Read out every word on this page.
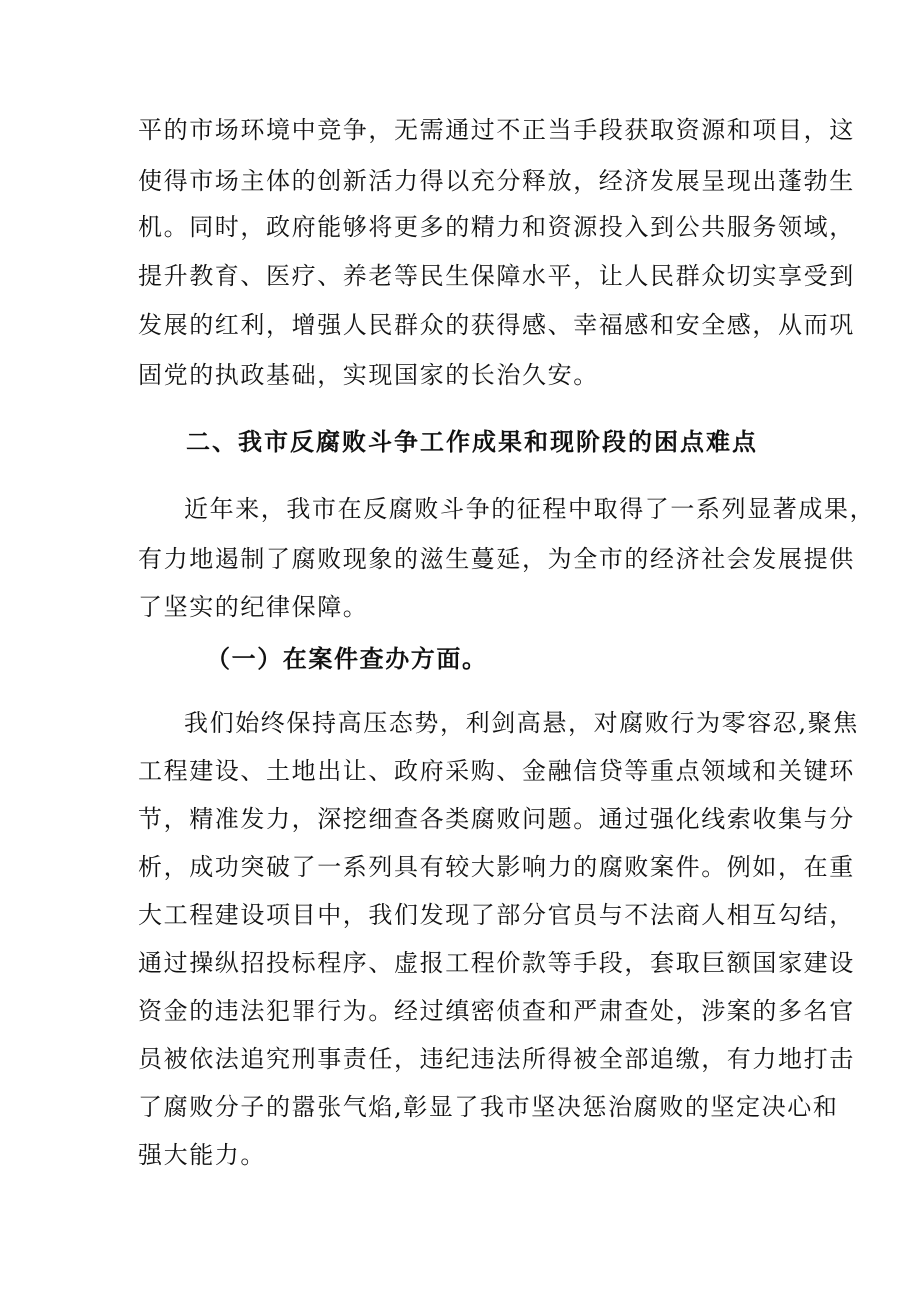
平的市场环境中竞争，无需通过不正当手段获取资源和项目，这
使得市场主体的创新活力得以充分释放，经济发展呈现出蓬勃生
机。同时，政府能够将更多的精力和资源投入到公共服务领域，
提升教育、医疗、养老等民生保障水平，让人民群众切实享受到
发展的红利，增强人民群众的获得感、幸福感和安全感，从而巩
固党的执政基础，实现国家的长治久安。
二、我市反腐败斗争工作成果和现阶段的困点难点
近年来，我市在反腐败斗争的征程中取得了一系列显著成果，
有力地遏制了腐败现象的滋生蔓延，为全市的经济社会发展提供
了坚实的纪律保障。
（一）在案件查办方面。
我们始终保持高压态势，利剑高悬，对腐败行为零容忍,聚焦
工程建设、土地出让、政府采购、金融信贷等重点领域和关键环
节，精准发力，深挖细查各类腐败问题。通过强化线索收集与分
析，成功突破了一系列具有较大影响力的腐败案件。例如，在重
大工程建设项目中，我们发现了部分官员与不法商人相互勾结，
通过操纵招投标程序、虚报工程价款等手段，套取巨额国家建设
资金的违法犯罪行为。经过缜密侦查和严肃查处，涉案的多名官
员被依法追究刑事责任，违纪违法所得被全部追缴，有力地打击
了腐败分子的嚣张气焰,彰显了我市坚决惩治腐败的坚定决心和
强大能力。
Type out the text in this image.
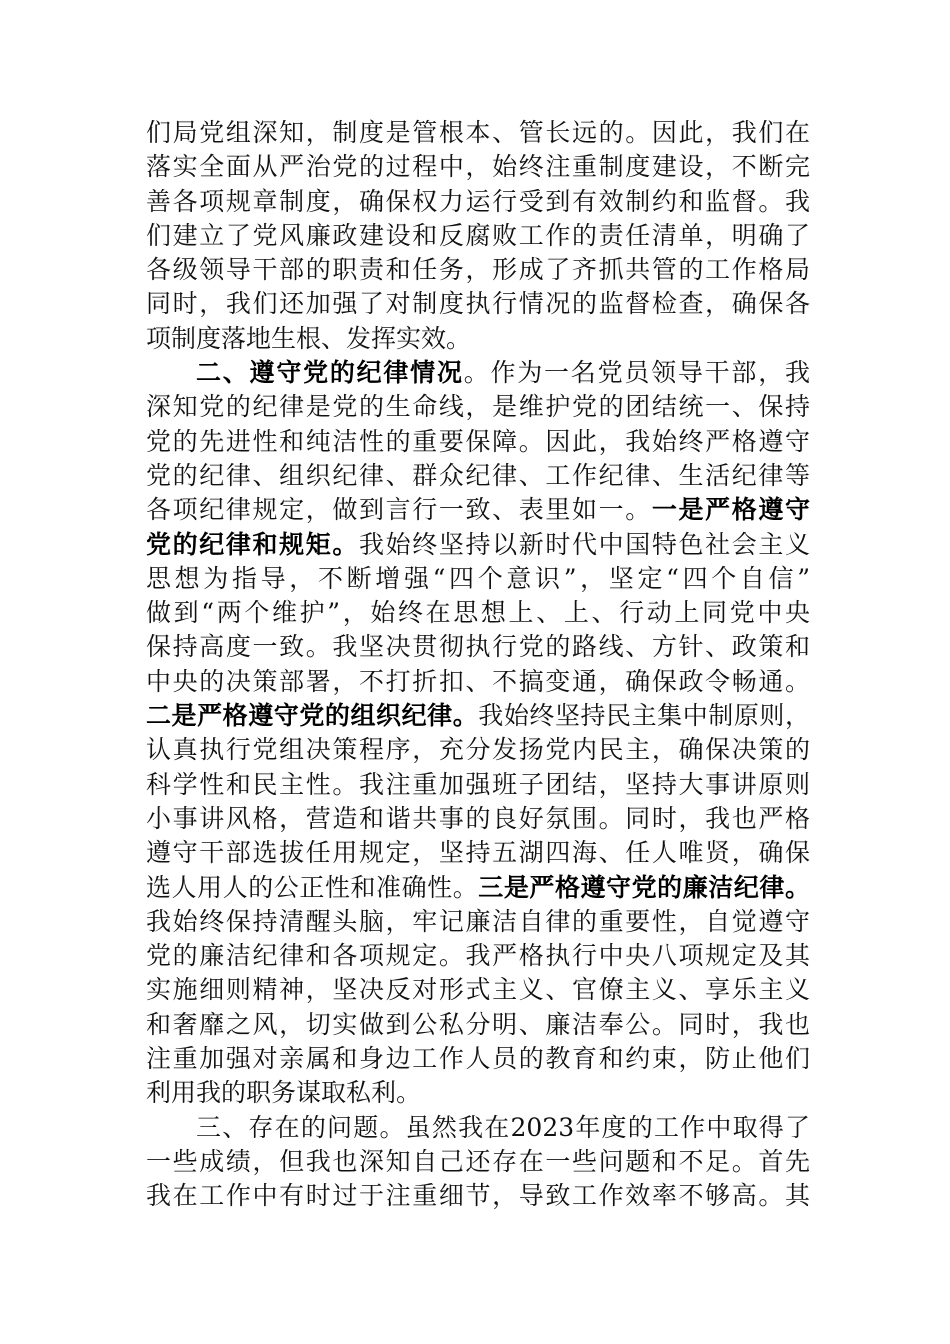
们局党组深知，制度是管根本、管长远的。因此，我们在
落实全面从严治党的过程中，始终注重制度建设，不断完
善各项规章制度，确保权力运行受到有效制约和监督。我
们建立了党风廉政建设和反腐败工作的责任清单，明确了
各级领导干部的职责和任务，形成了齐抓共管的工作格局
同时，我们还加强了对制度执行情况的监督检查，确保各
项制度落地生根、发挥实效。
二、遵守党的纪律情况。作为一名党员领导干部，我
深知党的纪律是党的生命线，是维护党的团结统一、保持
党的先进性和纯洁性的重要保障。因此，我始终严格遵守
党的纪律、组织纪律、群众纪律、工作纪律、生活纪律等
各项纪律规定，做到言行一致、表里如一。一是严格遵守
党的纪律和规矩。我始终坚持以新时代中国特色社会主义
思想为指导，不断增强“四个意识”，坚定“四个自信”
做到“两个维护”，始终在思想上、上、行动上同党中央
保持高度一致。我坚决贯彻执行党的路线、方针、政策和
中央的决策部署，不打折扣、不搞变通，确保政令畅通。
二是严格遵守党的组织纪律。我始终坚持民主集中制原则，
认真执行党组决策程序，充分发扬党内民主，确保决策的
科学性和民主性。我注重加强班子团结，坚持大事讲原则
小事讲风格，营造和谐共事的良好氛围。同时，我也严格
遵守干部选拔任用规定，坚持五湖四海、任人唯贤，确保
选人用人的公正性和准确性。三是严格遵守党的廉洁纪律。
我始终保持清醒头脑，牢记廉洁自律的重要性，自觉遵守
党的廉洁纪律和各项规定。我严格执行中央八项规定及其
实施细则精神，坚决反对形式主义、官僚主义、享乐主义
和奢靡之风，切实做到公私分明、廉洁奉公。同时，我也
注重加强对亲属和身边工作人员的教育和约束，防止他们
利用我的职务谋取私利。
三、存在的问题。虽然我在2023年度的工作中取得了
一些成绩，但我也深知自己还存在一些问题和不足。首先
我在工作中有时过于注重细节，导致工作效率不够高。其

### Task to carry out
Return from the data every line that holds "this".

### Worked answer
Read out every word on this page.
Type out the text in this image.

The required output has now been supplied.